§ **Problem statement**:
Identify the lines that contain the string "favicon" and report only how many there are.

════════════════

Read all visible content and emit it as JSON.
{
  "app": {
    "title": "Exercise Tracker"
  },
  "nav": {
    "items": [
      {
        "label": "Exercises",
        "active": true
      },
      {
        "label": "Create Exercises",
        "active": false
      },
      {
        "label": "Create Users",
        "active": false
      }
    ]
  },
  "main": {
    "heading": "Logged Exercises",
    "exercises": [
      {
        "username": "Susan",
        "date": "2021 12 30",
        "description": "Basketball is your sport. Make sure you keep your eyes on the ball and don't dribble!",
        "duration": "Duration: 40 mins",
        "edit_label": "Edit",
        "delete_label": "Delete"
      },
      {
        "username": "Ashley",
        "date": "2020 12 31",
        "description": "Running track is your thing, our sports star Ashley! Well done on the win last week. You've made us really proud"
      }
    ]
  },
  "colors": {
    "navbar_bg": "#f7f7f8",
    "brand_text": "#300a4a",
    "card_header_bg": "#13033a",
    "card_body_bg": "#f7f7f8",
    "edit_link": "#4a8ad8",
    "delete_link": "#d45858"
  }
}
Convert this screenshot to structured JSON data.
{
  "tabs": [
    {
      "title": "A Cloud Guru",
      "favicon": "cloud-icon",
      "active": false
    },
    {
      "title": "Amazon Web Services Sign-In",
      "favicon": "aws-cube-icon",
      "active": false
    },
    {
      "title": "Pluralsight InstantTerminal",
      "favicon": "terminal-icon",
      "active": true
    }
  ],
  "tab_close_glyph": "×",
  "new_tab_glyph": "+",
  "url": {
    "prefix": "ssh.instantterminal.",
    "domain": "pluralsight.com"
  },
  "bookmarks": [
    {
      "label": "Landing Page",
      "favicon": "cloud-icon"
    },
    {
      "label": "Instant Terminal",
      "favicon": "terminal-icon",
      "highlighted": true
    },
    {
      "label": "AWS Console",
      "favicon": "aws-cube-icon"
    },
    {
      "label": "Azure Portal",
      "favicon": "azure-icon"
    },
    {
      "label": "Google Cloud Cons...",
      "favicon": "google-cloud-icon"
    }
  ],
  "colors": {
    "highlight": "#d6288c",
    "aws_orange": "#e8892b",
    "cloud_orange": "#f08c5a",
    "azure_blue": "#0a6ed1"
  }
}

════════════════

§ **Complete output**:
8